# START OF DATASET ENTRIES

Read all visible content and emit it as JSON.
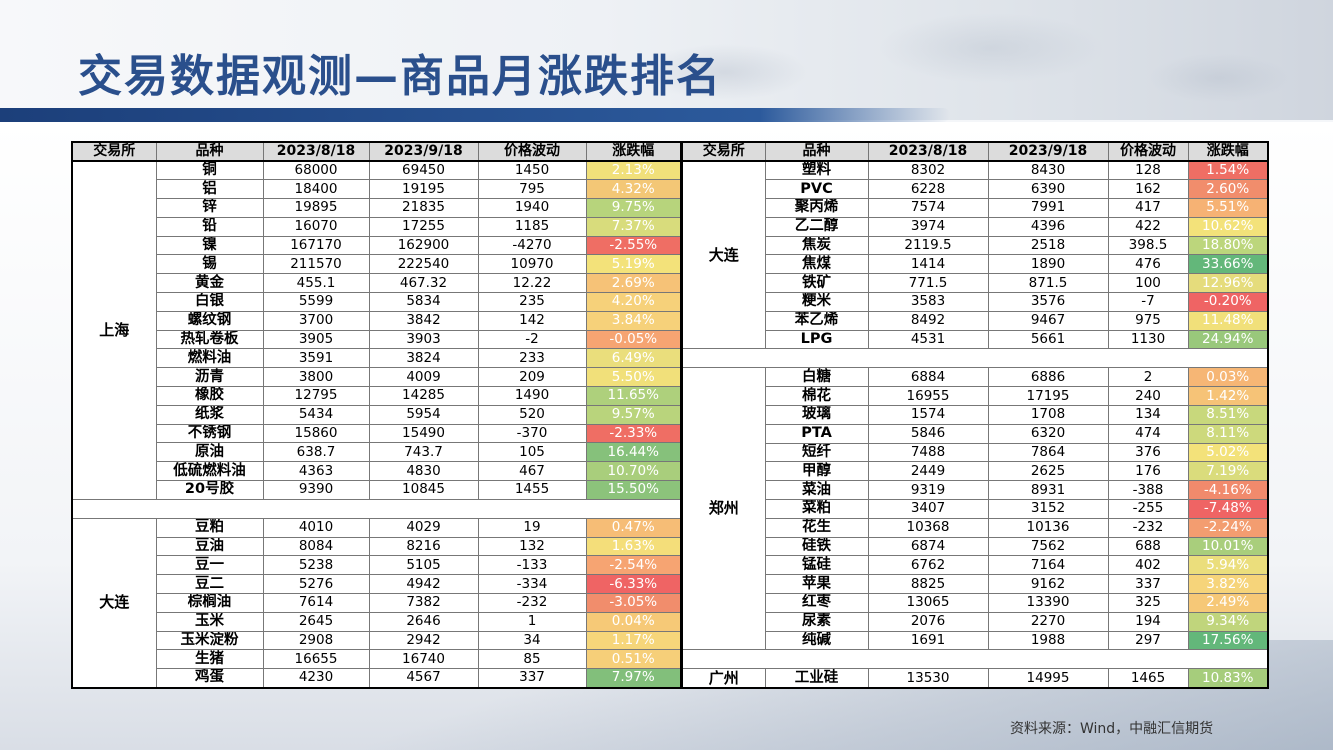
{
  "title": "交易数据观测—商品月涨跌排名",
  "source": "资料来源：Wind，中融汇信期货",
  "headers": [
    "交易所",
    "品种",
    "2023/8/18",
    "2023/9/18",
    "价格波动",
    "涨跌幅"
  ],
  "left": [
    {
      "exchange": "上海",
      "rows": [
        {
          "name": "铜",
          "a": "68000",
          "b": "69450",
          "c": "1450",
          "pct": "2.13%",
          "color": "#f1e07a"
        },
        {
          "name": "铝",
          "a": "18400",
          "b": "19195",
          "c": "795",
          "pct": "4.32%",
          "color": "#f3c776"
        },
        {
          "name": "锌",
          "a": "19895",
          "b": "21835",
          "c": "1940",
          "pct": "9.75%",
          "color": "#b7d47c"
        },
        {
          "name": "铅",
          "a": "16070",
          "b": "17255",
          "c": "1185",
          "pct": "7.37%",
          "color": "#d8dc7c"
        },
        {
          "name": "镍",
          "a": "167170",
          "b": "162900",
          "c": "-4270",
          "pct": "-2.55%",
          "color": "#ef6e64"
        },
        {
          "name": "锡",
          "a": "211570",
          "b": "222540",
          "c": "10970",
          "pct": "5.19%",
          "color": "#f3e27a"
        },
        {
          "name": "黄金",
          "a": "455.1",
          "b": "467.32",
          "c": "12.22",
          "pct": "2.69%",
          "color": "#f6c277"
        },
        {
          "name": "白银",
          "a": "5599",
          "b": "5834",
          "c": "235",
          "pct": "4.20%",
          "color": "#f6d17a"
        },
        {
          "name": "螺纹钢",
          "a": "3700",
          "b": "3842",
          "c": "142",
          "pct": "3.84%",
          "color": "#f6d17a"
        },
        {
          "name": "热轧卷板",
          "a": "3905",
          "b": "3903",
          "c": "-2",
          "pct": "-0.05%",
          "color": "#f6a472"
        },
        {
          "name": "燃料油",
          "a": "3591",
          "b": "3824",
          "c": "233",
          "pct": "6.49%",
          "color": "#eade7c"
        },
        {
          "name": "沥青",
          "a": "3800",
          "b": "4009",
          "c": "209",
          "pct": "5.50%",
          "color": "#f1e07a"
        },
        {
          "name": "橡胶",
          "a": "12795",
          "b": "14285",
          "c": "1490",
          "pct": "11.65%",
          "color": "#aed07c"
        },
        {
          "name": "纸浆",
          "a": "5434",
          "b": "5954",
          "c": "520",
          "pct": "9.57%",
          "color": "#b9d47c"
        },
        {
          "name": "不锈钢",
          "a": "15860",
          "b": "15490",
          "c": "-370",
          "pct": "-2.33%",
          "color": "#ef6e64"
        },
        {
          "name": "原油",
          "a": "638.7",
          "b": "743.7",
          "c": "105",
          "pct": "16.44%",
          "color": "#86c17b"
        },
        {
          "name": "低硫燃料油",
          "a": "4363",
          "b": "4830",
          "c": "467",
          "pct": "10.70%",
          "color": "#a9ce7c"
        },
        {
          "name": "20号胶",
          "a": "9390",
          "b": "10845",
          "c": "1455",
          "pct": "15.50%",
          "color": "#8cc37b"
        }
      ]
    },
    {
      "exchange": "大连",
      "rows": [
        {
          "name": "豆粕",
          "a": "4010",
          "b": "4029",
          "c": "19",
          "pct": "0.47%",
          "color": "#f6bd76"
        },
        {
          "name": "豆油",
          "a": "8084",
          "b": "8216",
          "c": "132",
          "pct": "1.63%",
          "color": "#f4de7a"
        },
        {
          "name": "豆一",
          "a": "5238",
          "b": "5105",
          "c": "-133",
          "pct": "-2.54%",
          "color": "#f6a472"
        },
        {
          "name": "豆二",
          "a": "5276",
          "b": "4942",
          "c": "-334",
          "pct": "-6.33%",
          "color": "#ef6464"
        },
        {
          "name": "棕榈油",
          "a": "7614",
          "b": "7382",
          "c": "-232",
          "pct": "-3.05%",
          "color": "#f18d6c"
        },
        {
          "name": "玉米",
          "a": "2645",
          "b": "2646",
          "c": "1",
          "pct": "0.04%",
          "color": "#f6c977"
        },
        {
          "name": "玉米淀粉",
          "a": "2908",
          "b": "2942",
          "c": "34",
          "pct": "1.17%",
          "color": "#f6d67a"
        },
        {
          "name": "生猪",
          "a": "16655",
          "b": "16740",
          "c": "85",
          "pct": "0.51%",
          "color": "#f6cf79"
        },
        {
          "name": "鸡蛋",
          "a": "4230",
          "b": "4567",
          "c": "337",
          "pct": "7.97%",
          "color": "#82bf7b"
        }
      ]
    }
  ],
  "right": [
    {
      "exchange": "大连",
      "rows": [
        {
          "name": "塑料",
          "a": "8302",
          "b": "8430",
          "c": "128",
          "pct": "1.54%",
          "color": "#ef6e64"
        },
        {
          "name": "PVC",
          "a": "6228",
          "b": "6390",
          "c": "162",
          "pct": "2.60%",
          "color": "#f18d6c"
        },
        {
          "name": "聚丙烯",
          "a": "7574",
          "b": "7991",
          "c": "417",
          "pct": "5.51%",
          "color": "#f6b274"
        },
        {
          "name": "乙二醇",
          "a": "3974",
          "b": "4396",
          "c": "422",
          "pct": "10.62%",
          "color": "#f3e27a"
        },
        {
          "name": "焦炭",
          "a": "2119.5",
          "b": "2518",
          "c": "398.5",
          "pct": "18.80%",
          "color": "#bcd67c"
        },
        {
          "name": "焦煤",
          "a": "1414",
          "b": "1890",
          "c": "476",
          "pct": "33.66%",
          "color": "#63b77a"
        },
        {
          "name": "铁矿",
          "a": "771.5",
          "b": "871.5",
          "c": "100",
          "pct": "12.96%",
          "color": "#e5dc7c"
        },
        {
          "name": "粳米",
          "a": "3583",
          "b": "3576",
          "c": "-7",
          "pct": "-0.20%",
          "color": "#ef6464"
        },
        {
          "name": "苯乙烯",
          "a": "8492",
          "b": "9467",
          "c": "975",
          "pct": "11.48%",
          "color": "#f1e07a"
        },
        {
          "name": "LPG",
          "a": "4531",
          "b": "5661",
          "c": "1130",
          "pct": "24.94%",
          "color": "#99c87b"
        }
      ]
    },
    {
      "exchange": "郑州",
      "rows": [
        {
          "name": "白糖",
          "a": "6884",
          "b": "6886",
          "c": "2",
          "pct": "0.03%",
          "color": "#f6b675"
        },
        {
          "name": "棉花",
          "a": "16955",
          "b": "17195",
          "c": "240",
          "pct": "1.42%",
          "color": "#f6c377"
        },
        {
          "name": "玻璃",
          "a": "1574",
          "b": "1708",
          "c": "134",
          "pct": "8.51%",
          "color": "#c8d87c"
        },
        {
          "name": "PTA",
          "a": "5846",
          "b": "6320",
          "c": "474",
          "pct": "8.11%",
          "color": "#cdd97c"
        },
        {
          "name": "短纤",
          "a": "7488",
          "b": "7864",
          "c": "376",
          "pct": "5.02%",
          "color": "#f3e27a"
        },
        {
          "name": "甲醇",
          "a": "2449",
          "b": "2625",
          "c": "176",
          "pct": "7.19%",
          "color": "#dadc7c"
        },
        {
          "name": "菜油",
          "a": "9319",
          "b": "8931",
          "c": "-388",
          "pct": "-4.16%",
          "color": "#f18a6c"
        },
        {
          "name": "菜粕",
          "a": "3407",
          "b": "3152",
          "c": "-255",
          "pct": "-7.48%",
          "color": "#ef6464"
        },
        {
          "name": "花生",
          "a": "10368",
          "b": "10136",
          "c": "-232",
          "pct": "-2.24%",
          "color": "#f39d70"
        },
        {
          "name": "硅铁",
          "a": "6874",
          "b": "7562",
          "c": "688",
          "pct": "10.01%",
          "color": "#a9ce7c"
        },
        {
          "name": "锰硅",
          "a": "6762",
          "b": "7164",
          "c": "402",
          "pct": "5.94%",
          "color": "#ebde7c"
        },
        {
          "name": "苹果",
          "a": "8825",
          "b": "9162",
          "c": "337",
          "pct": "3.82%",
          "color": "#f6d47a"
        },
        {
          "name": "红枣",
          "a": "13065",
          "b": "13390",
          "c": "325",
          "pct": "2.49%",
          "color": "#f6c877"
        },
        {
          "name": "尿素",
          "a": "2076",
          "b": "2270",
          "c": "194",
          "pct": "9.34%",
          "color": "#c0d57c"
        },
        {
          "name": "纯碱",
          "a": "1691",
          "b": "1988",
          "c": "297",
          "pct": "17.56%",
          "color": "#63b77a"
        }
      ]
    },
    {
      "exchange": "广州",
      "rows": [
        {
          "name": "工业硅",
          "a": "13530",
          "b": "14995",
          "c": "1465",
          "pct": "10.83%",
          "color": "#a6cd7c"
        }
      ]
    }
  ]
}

# END OF DATASET ENTRIES
# START OF DATASET ENTRIES

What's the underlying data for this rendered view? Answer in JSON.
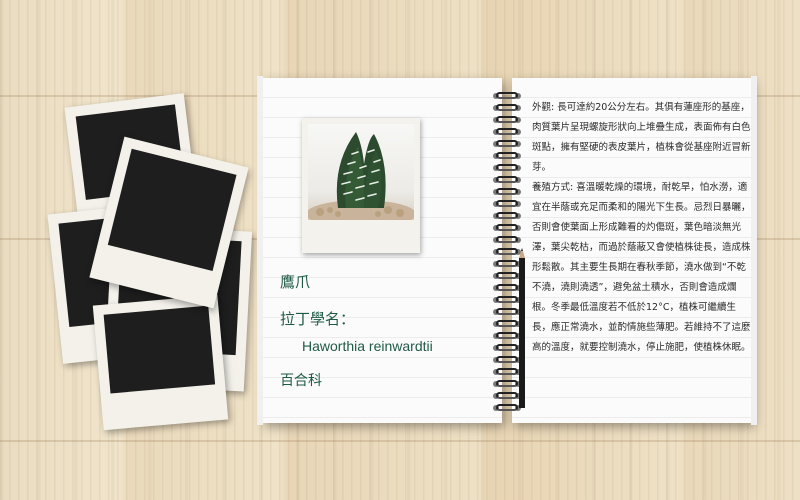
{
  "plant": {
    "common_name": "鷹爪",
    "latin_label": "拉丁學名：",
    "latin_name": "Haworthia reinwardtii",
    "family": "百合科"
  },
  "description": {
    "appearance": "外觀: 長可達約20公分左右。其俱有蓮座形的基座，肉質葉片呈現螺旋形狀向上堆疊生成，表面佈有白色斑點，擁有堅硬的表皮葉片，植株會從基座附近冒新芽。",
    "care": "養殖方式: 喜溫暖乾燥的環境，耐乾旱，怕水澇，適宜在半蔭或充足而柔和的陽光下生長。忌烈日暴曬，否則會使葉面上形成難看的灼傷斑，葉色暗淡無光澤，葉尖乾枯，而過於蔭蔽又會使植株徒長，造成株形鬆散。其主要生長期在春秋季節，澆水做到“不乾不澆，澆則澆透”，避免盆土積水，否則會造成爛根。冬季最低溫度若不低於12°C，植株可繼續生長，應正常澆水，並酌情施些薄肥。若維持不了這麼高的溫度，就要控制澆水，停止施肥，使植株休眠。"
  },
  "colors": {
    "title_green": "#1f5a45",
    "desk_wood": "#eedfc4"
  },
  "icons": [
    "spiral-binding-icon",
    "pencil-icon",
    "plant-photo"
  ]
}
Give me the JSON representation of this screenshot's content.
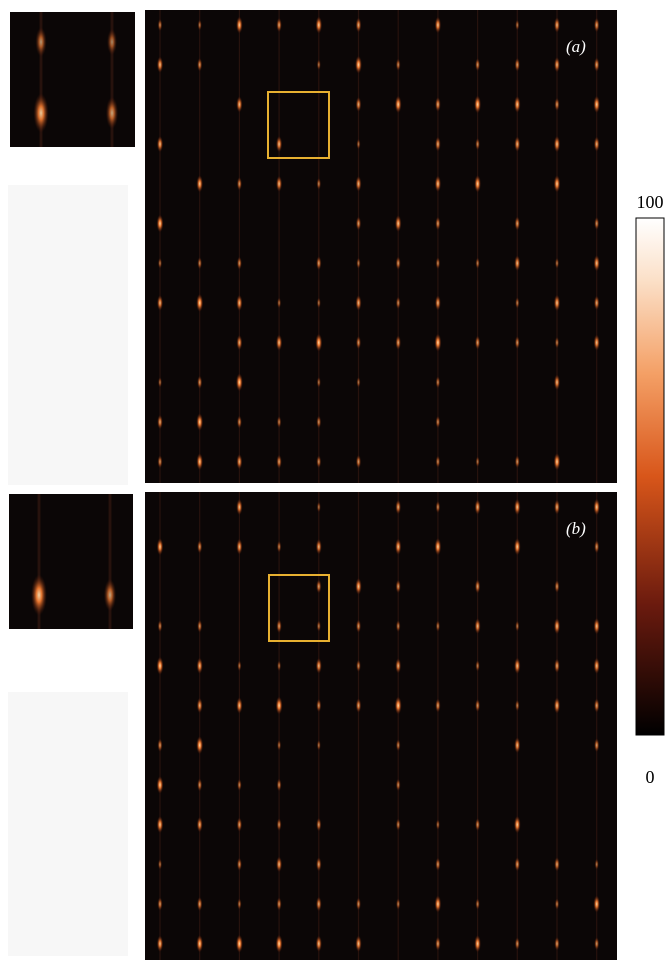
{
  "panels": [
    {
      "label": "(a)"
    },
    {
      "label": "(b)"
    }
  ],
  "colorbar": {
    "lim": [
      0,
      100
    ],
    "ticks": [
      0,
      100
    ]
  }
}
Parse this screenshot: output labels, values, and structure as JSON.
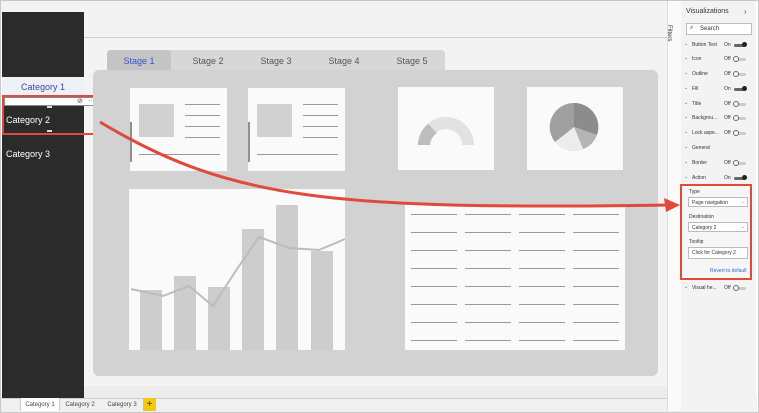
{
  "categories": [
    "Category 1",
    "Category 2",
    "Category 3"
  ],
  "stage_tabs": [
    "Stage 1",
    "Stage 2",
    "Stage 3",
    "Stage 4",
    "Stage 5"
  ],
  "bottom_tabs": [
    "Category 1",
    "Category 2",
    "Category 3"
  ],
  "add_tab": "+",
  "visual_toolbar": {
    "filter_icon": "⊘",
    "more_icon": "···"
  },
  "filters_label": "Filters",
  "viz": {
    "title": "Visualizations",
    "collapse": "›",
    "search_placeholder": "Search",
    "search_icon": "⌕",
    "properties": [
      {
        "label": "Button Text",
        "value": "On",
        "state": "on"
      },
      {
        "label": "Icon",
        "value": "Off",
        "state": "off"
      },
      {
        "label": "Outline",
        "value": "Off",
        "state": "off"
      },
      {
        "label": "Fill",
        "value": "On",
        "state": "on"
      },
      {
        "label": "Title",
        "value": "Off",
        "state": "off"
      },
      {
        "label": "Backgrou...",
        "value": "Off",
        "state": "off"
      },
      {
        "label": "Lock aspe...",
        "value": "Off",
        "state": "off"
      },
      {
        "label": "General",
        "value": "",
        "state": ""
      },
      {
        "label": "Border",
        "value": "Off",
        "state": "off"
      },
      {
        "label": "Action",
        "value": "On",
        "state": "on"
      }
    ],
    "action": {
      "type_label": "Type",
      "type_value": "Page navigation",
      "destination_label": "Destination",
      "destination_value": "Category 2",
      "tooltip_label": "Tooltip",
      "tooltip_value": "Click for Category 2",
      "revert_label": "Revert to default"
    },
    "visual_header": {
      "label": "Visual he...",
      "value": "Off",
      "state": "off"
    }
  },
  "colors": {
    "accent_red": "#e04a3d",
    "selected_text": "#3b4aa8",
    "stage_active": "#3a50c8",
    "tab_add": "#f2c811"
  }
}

# END OF DATASET ENTRIES

WORK TO DO –
From the data above, work out how many lines contain the string "this" and reply with only the number.

FULL RESPONSE –
3